§ Passage shown:

Next I reminded them of my age old adage, of “heavy elbows” with “helium balloons tied to the wrist” to remind them that a fixed wrist, and straight arm cannot absorb the movement of the horse, and the horse will respond by hanging back on their arms. One of the girls tends to straighten and tense her arms when she sits, which causes her elbows to fly away from her sides and her arms to bounce up and down. When I remind of the balloons she does improve.

Then I moved onto the fact that both their horses can get a bit strong. One tugs his head down and the other bears down onto the forehand. Both girls end up tipping forwards and losing control. I don`t mean control of the speed, but control of the relationship. They become the submissive partner. So how do you remain the dominant partner without force? 

It`s all in the body language. And the elbows. I told the girls to sit up tall and open their chests. Then I stood in front of them, with a rein in each hand. I asked them to hold their arms normally, and then gave a pull on the reins (pull away from the rider, so the horse is unaffected) and both girls shot forward onto their horse`s neck. They sat up, and I asked them to anchor their elbows by their side, as we had done in the trot earlier, before I gave another tug. The girls barely moved!

§ Task 1:
Answer these questions from the riding lesson text:
(a) In the instructor's adage, what is tied to the wrist?
(b) What does one of the two horses do when he gets strong?
(c) What happened the first time the instructor pulled on the reins?
§ Task 2: Translate this sentence from the riding lesson text into Spanish: "Both girls end up tipping forwards and losing control."
§ Task 3: Pick up the riding lesson text after its last sentence and continue it.

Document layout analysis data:
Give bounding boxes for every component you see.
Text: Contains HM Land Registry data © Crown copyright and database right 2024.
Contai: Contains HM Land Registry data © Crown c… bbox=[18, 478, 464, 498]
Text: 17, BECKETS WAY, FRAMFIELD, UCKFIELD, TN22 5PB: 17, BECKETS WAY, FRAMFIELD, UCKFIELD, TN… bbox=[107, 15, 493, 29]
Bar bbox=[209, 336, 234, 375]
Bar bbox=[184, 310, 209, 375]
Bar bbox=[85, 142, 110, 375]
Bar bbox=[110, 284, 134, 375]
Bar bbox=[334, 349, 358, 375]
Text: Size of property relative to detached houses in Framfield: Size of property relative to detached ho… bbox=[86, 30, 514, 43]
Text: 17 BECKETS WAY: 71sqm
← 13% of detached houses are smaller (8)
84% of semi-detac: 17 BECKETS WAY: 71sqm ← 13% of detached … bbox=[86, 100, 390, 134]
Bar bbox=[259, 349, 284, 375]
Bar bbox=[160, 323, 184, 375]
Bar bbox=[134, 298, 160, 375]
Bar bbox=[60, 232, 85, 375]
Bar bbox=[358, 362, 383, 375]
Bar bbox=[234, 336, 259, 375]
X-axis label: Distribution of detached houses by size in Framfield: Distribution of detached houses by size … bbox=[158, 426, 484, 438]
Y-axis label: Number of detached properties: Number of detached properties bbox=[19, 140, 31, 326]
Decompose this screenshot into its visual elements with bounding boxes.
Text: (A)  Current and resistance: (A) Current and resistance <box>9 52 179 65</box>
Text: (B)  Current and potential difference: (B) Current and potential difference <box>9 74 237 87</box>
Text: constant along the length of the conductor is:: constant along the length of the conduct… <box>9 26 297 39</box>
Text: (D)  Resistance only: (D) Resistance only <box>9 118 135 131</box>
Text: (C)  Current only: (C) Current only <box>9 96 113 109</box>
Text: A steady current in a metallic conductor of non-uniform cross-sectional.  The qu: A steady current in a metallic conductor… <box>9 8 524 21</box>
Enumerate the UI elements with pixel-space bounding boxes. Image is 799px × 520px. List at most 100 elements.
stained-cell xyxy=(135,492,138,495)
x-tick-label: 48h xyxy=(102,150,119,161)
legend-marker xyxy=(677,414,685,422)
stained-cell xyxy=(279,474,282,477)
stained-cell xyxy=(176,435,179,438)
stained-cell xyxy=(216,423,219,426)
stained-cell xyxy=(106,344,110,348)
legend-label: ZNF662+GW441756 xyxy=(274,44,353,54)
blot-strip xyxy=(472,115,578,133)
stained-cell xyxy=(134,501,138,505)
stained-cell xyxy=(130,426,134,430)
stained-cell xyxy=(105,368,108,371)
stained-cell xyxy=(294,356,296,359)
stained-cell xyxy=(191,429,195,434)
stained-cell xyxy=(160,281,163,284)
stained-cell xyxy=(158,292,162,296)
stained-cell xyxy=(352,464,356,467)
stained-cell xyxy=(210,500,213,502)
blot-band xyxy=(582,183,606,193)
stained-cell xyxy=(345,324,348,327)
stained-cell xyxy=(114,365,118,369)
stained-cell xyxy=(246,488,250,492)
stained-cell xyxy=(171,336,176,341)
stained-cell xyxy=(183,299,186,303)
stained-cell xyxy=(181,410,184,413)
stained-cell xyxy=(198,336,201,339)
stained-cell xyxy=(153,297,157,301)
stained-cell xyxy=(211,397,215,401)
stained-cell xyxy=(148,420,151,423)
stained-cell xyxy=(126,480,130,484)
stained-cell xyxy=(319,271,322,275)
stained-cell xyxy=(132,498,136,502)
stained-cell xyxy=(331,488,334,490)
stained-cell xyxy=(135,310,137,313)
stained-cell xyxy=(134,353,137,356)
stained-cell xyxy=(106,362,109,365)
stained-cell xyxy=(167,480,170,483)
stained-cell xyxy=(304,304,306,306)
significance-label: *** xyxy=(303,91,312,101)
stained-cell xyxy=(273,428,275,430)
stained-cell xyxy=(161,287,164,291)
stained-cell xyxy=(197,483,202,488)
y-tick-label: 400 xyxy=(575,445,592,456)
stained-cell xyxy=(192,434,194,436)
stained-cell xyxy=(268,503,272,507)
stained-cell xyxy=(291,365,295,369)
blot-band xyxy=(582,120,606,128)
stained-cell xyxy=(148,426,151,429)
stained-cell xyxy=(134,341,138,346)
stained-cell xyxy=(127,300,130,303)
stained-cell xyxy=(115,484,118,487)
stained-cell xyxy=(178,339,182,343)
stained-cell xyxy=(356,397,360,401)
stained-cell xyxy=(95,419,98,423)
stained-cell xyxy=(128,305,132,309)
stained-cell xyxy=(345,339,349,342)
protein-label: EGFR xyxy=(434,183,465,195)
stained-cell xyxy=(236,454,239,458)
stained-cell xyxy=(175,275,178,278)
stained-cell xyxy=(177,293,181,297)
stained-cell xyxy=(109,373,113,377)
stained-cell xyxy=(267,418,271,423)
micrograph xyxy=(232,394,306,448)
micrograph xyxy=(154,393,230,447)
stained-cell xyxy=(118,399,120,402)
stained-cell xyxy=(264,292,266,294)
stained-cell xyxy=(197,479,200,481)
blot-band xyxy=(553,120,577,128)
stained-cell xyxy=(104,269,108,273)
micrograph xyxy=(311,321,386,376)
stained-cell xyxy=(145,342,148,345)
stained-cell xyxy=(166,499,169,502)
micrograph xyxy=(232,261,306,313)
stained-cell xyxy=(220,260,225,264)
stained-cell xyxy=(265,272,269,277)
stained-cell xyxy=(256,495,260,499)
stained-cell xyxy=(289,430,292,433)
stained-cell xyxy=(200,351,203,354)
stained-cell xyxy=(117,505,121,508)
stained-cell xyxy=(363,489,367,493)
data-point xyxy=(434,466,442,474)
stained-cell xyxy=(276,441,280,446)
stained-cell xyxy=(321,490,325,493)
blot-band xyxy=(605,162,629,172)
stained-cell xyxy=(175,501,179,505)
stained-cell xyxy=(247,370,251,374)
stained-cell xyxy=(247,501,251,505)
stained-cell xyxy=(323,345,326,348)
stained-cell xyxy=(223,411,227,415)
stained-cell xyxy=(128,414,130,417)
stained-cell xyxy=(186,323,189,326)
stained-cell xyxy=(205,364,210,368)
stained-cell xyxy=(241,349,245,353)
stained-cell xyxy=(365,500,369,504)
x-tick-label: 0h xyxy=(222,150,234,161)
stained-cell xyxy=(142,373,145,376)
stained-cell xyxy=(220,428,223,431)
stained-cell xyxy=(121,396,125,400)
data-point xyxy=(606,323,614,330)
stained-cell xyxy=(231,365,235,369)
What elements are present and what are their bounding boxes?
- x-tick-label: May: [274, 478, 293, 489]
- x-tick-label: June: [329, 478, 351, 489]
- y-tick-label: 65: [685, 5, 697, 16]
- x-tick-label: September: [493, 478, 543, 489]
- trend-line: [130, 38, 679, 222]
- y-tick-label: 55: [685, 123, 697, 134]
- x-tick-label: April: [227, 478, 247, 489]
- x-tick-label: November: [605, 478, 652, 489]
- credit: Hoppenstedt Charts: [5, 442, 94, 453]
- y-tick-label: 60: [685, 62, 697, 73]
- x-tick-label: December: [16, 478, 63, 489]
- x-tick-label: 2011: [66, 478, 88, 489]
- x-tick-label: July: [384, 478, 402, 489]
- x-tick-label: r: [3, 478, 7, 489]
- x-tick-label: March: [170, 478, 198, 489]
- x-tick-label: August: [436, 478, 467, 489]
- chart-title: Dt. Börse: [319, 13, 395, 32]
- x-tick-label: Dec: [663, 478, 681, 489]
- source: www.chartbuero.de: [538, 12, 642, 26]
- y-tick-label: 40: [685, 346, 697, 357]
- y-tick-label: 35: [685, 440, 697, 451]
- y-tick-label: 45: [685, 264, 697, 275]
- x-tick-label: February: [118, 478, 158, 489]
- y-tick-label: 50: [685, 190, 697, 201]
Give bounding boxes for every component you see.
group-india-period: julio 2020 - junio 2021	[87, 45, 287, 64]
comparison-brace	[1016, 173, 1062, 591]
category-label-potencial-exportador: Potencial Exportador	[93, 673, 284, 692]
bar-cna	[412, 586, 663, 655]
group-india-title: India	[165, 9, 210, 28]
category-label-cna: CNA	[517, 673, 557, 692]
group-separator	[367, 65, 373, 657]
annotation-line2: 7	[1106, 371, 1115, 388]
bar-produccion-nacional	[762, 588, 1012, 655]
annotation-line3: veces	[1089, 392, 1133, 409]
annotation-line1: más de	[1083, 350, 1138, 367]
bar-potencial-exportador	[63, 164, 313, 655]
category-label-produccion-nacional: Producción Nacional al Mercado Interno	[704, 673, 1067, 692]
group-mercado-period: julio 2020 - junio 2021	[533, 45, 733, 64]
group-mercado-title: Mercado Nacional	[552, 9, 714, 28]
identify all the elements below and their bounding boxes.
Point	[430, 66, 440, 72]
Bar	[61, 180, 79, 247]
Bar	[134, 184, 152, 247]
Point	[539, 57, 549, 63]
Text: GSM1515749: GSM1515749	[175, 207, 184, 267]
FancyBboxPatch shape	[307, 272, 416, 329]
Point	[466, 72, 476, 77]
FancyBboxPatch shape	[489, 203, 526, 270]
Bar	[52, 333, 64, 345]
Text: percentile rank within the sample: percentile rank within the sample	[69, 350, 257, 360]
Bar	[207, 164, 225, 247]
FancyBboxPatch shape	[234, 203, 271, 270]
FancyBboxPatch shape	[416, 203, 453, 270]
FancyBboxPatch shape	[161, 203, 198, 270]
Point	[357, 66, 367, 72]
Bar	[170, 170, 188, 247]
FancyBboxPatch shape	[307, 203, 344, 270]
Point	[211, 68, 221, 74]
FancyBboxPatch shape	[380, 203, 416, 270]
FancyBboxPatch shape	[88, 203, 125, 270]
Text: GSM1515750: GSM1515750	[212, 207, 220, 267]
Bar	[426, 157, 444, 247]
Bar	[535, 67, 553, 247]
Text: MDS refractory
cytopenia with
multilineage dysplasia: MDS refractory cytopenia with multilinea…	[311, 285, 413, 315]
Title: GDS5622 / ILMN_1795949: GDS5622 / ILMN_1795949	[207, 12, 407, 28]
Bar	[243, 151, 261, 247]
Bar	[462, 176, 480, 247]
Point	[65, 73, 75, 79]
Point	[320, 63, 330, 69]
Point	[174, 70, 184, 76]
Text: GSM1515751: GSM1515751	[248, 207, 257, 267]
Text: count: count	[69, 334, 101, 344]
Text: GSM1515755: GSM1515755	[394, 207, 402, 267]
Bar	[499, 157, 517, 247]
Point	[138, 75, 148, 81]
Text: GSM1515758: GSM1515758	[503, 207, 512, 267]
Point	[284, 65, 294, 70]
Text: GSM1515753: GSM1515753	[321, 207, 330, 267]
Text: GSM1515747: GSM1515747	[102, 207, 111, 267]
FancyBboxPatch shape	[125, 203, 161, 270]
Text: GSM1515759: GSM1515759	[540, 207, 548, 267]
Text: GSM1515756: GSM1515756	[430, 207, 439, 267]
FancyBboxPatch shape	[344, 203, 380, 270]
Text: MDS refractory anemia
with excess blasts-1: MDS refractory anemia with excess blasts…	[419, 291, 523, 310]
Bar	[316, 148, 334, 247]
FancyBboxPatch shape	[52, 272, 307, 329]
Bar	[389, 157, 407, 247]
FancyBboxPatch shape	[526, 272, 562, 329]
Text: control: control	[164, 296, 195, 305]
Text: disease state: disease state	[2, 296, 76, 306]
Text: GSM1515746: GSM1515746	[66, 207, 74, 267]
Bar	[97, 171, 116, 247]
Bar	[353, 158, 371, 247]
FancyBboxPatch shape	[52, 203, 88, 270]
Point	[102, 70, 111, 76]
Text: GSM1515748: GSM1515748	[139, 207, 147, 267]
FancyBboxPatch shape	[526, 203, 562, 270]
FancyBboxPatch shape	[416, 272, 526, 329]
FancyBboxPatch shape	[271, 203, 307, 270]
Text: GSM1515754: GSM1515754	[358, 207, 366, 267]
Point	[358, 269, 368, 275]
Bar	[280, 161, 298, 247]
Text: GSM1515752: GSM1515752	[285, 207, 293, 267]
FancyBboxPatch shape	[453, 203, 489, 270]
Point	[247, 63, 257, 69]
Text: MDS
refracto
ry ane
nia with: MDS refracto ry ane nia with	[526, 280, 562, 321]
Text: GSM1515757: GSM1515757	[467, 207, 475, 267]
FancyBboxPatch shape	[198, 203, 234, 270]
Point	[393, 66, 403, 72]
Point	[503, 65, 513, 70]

§ Response 1:
(a) Helium balloons.
(b) He tugs his head down.
(c) Both girls shot forward onto their horse's neck.

§ Response 2: Ambas chicas terminan inclinándose hacia delante y perdiendo el control.

§ Response 3:
Now, they weren`t being aggressive in their manner, and hadn`t changed their position in the saddle. It was just the extra stability of their core which helped them stay upright. I went on to explain that their horse would try to pull down, but this increased security in their position meant that they wouldn`t be able to get away with the behaviour and would submit to the whims of their riders.

For the girl who`s pony bears onto the forehand and gets strong, I suggested she thought about her half halt again. Instead of feeling like the rein half halt comes from her wrist, it begins at the elbow. The elbow should close against her side before she thinks about half halting with her rein. This means that her upper body is more secure, and her wrist doesn`t take the strain so she is less likely to fold forwards over her wrists. Also, the security of her elbows and core means that the half halt of her body is more precise and clearer to her pony so he will be more responsive.

He was. Here she is demonstrating a much more positive position and her pony responded by following lighter aids.



All this talk about elbows got me thinking today. I rode a variety of clients horses and I really thought about how I used my elbows.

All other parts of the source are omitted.